━━━ TEKS PILIHAN
Minggu, 18 April 2010

Editorial,

Perjalanan suatu bangsa tidak lepas dari perubahan. Bangsa Indonesia juga mengalami deras gemburan perubahan itu. Di tengah hiruk-pikuk gelombang kasus yang bermunculan, mulai dari kasus Bank Century, isu barter kasus, serta fakta penyimpangan atau korupsi pajak, Indonesia juga dihadapkan dengan berbagai tantangan perubahan ekonomi dunia. Penandatanganan berbagai perjanjian perdagangan bebas mendorong Indonesai segera berbenah dalam menghadapi konsekuensi-konsekuensi perjanjian itu. Bagaimana tidak, ketika perdangangan bebas mulai dijalankan, keluhan dari pelaku ekonomi domestik (lokal) mulai bermunculan. Bagi masyarakat, perdagangan bebas mungkin tidak terlalu berdampak. Namun, bagi pelaku ekonomi kecil, terutama yang bergerak dalam bidang tekstil, pelaksanaan perjanjian ini cukup mengonjangkan. Persaingan harga dan kualitas produk dari berbagai negara pun tak terelakan. Pelaku ekonomi tekstil dan pedangang kebutuhan harus memutar otak dan beradu strategi dalam berdagang. Pemerintah juga diminta melakukan langkah-langkah antisipatif melalui kebijakan pintar yang melindungi pelaku ekonomi nasional.
━━━━━━
━━━ DATA
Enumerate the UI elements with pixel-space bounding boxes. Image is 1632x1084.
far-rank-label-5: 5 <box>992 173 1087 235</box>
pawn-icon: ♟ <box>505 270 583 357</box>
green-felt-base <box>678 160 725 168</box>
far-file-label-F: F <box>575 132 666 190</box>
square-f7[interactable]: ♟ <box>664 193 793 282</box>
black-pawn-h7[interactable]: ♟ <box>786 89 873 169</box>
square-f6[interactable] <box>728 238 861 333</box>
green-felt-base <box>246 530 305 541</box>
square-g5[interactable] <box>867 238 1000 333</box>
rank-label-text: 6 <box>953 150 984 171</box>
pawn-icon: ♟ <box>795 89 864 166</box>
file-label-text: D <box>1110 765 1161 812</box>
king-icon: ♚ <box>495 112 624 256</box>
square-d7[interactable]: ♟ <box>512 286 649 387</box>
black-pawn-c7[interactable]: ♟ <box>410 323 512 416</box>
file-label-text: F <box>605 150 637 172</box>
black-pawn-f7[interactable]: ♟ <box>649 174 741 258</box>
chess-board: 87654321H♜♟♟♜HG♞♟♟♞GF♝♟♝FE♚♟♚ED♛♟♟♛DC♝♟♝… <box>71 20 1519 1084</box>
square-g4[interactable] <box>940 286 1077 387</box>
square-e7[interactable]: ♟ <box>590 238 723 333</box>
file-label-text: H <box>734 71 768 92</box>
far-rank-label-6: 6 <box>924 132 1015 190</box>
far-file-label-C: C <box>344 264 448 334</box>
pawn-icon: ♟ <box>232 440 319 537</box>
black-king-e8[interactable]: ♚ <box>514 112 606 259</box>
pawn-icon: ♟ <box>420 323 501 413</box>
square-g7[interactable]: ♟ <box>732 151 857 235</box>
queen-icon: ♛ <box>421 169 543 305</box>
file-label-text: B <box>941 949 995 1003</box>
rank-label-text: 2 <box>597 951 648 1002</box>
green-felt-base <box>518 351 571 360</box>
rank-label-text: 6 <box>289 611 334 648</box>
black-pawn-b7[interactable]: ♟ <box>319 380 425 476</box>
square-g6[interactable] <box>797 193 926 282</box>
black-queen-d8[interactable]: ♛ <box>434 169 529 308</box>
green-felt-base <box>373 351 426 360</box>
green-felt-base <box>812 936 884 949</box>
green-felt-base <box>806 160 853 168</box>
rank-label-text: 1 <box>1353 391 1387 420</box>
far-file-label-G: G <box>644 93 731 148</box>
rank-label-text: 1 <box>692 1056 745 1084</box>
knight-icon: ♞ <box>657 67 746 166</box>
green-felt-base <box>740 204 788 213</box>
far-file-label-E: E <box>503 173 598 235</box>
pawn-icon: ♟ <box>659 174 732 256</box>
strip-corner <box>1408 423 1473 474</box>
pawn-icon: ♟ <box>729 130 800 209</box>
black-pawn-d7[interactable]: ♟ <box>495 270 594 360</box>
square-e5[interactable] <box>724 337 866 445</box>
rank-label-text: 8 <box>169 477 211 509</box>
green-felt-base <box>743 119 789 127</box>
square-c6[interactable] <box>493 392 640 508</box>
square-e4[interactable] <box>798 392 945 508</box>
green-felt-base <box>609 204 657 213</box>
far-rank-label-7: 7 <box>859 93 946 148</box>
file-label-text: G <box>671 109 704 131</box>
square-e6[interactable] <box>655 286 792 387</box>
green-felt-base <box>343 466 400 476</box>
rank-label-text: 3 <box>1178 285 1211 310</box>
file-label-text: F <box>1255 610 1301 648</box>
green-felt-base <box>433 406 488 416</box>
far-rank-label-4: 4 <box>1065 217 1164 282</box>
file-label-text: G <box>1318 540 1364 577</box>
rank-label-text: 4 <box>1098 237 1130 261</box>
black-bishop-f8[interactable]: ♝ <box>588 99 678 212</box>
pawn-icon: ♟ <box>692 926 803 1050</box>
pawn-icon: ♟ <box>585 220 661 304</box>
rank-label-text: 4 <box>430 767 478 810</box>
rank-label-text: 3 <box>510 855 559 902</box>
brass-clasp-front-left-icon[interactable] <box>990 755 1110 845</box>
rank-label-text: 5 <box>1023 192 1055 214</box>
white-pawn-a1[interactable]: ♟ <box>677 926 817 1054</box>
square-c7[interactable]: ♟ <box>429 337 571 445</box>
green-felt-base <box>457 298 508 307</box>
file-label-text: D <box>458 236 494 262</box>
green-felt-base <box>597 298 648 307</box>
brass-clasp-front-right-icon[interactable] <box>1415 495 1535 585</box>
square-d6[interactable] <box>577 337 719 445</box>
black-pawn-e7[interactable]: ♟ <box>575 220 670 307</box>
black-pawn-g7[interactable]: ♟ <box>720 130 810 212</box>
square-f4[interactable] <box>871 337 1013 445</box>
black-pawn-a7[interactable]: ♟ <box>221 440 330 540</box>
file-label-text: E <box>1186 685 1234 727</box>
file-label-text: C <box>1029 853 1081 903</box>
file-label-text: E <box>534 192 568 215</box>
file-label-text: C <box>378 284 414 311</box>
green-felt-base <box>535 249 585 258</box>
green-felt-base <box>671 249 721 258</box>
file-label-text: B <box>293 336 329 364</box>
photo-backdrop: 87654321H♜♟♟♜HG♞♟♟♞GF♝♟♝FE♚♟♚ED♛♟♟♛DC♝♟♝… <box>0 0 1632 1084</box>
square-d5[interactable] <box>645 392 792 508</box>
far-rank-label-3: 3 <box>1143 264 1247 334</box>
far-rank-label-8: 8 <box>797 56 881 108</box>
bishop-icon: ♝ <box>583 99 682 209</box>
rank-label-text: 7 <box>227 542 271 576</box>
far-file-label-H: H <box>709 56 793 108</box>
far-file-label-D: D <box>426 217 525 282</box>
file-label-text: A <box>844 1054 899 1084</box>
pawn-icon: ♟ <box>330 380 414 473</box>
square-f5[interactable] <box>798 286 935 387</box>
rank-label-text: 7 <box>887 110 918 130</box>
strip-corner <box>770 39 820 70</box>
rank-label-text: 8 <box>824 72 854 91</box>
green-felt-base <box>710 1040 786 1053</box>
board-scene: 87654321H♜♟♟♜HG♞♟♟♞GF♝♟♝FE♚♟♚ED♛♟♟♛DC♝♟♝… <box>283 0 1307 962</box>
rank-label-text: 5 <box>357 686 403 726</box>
━━━━━━
YANG DIKERJAKAN.
• A. Terjemahkan kalimat dari teks editorial ini ke dalam bahasa Inggris: "Pemerintah juga diminta melakukan langkah-langkah antisipatif melalui kebijakan pintar yang melindungi pelaku ekonomi nasional."
• B. Jawab pertanyaan berikut berdasarkan teks editorial ini.
(i) Kasus bank apa yang disebut dalam teks editorial?
(ii) Pelaku ekonomi kecil di bidang apa yang terutama disebut terguncang oleh pelaksanaan perjanjian perdagangan bebas?
(iii) Langkah apa yang diminta dari pemerintah?

HASIL LATIHAN.
• A. The government has also been asked to take anticipatory steps through smart policies that protect national economic actors.

• B.
(i) Kasus Bank Century.
(ii) Bidang tekstil.
(iii) Langkah-langkah antisipatif melalui kebijakan pintar yang melindungi pelaku ekonomi nasional.